■ **What is required**
Each record that follows should be repeated exactly, minus any images.

(Figure data in JSON)

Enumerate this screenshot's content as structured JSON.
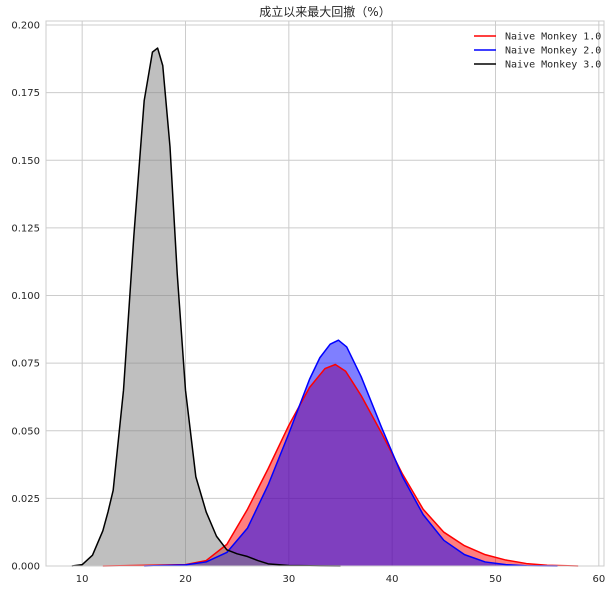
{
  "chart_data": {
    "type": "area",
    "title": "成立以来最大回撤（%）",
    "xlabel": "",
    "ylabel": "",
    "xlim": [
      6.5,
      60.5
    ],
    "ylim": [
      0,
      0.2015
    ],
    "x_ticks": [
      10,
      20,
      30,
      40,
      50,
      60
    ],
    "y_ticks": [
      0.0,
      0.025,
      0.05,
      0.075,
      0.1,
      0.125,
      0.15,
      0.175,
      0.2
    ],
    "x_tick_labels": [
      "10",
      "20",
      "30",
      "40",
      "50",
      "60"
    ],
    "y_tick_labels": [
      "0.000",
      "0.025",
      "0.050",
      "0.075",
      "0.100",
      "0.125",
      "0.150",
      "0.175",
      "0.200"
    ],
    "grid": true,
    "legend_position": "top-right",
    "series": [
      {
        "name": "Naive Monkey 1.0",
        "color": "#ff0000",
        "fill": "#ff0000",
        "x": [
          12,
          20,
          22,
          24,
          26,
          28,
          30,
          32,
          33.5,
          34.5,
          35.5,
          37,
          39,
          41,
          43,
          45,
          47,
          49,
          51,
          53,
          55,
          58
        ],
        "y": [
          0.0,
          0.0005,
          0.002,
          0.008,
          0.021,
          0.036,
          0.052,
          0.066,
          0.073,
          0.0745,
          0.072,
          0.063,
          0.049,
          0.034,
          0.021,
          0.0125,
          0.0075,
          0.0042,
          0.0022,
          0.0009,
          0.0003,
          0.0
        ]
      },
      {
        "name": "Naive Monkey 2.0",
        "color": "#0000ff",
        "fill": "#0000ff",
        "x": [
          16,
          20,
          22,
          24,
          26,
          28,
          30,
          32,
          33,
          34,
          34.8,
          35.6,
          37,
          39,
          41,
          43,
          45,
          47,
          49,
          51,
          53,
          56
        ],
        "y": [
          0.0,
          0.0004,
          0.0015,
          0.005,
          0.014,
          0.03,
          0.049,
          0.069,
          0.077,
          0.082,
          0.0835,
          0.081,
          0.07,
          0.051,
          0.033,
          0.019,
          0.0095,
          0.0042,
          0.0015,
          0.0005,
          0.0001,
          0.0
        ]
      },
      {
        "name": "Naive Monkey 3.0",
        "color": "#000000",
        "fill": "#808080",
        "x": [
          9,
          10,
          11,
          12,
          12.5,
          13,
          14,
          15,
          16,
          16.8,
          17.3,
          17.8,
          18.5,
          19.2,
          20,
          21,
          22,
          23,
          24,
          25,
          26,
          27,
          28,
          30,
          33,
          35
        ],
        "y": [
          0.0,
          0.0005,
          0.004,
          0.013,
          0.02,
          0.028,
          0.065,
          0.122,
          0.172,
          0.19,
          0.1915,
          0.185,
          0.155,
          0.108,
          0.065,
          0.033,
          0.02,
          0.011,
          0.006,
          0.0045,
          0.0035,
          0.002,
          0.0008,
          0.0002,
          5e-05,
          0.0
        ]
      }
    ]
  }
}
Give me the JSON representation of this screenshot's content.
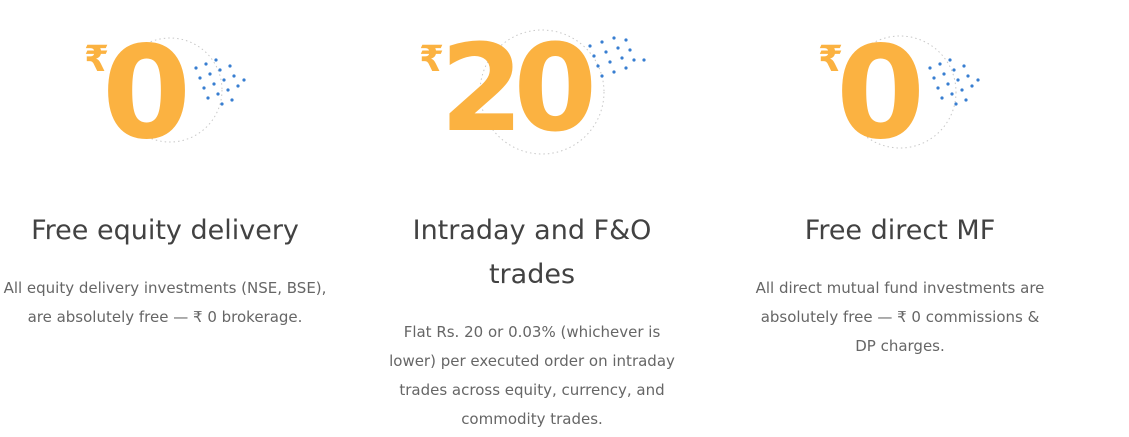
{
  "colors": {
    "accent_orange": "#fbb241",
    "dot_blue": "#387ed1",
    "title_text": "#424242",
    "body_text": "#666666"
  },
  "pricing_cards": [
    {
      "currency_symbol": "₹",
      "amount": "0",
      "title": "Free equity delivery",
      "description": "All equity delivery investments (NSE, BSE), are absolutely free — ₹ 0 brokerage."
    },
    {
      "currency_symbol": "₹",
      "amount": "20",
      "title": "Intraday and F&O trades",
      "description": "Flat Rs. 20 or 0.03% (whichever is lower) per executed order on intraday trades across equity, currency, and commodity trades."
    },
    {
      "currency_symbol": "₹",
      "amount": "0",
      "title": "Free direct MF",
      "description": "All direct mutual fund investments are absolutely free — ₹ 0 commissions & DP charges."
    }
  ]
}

■ **Exercise output**
Enumerate this screenshot's content as structured JSON.
{
  "chart_data": {
    "type": "area",
    "title": "成立以来最大回撤（%）",
    "xlabel": "",
    "ylabel": "",
    "xlim": [
      6.5,
      60.5
    ],
    "ylim": [
      0,
      0.2015
    ],
    "x_ticks": [
      10,
      20,
      30,
      40,
      50,
      60
    ],
    "y_ticks": [
      0.0,
      0.025,
      0.05,
      0.075,
      0.1,
      0.125,
      0.15,
      0.175,
      0.2
    ],
    "x_tick_labels": [
      "10",
      "20",
      "30",
      "40",
      "50",
      "60"
    ],
    "y_tick_labels": [
      "0.000",
      "0.025",
      "0.050",
      "0.075",
      "0.100",
      "0.125",
      "0.150",
      "0.175",
      "0.200"
    ],
    "grid": true,
    "legend_position": "top-right",
    "series": [
      {
        "name": "Naive Monkey 1.0",
        "color": "#ff0000",
        "fill": "#ff0000",
        "x": [
          12,
          20,
          22,
          24,
          26,
          28,
          30,
          32,
          33.5,
          34.5,
          35.5,
          37,
          39,
          41,
          43,
          45,
          47,
          49,
          51,
          53,
          55,
          58
        ],
        "y": [
          0.0,
          0.0005,
          0.002,
          0.008,
          0.021,
          0.036,
          0.052,
          0.066,
          0.073,
          0.0745,
          0.072,
          0.063,
          0.049,
          0.034,
          0.021,
          0.0125,
          0.0075,
          0.0042,
          0.0022,
          0.0009,
          0.0003,
          0.0
        ]
      },
      {
        "name": "Naive Monkey 2.0",
        "color": "#0000ff",
        "fill": "#0000ff",
        "x": [
          16,
          20,
          22,
          24,
          26,
          28,
          30,
          32,
          33,
          34,
          34.8,
          35.6,
          37,
          39,
          41,
          43,
          45,
          47,
          49,
          51,
          53,
          56
        ],
        "y": [
          0.0,
          0.0004,
          0.0015,
          0.005,
          0.014,
          0.03,
          0.049,
          0.069,
          0.077,
          0.082,
          0.0835,
          0.081,
          0.07,
          0.051,
          0.033,
          0.019,
          0.0095,
          0.0042,
          0.0015,
          0.0005,
          0.0001,
          0.0
        ]
      },
      {
        "name": "Naive Monkey 3.0",
        "color": "#000000",
        "fill": "#808080",
        "x": [
          9,
          10,
          11,
          12,
          12.5,
          13,
          14,
          15,
          16,
          16.8,
          17.3,
          17.8,
          18.5,
          19.2,
          20,
          21,
          22,
          23,
          24,
          25,
          26,
          27,
          28,
          30,
          33,
          35
        ],
        "y": [
          0.0,
          0.0005,
          0.004,
          0.013,
          0.02,
          0.028,
          0.065,
          0.122,
          0.172,
          0.19,
          0.1915,
          0.185,
          0.155,
          0.108,
          0.065,
          0.033,
          0.02,
          0.011,
          0.006,
          0.0045,
          0.0035,
          0.002,
          0.0008,
          0.0002,
          5e-05,
          0.0
        ]
      }
    ]
  }
}
Give me the JSON representation of this screenshot's content.
{
  "colors": {
    "accent_orange": "#fbb241",
    "dot_blue": "#387ed1",
    "title_text": "#424242",
    "body_text": "#666666"
  },
  "pricing_cards": [
    {
      "currency_symbol": "₹",
      "amount": "0",
      "title": "Free equity delivery",
      "description": "All equity delivery investments (NSE, BSE), are absolutely free — ₹ 0 brokerage."
    },
    {
      "currency_symbol": "₹",
      "amount": "20",
      "title": "Intraday and F&O trades",
      "description": "Flat Rs. 20 or 0.03% (whichever is lower) per executed order on intraday trades across equity, currency, and commodity trades."
    },
    {
      "currency_symbol": "₹",
      "amount": "0",
      "title": "Free direct MF",
      "description": "All direct mutual fund investments are absolutely free — ₹ 0 commissions & DP charges."
    }
  ]
}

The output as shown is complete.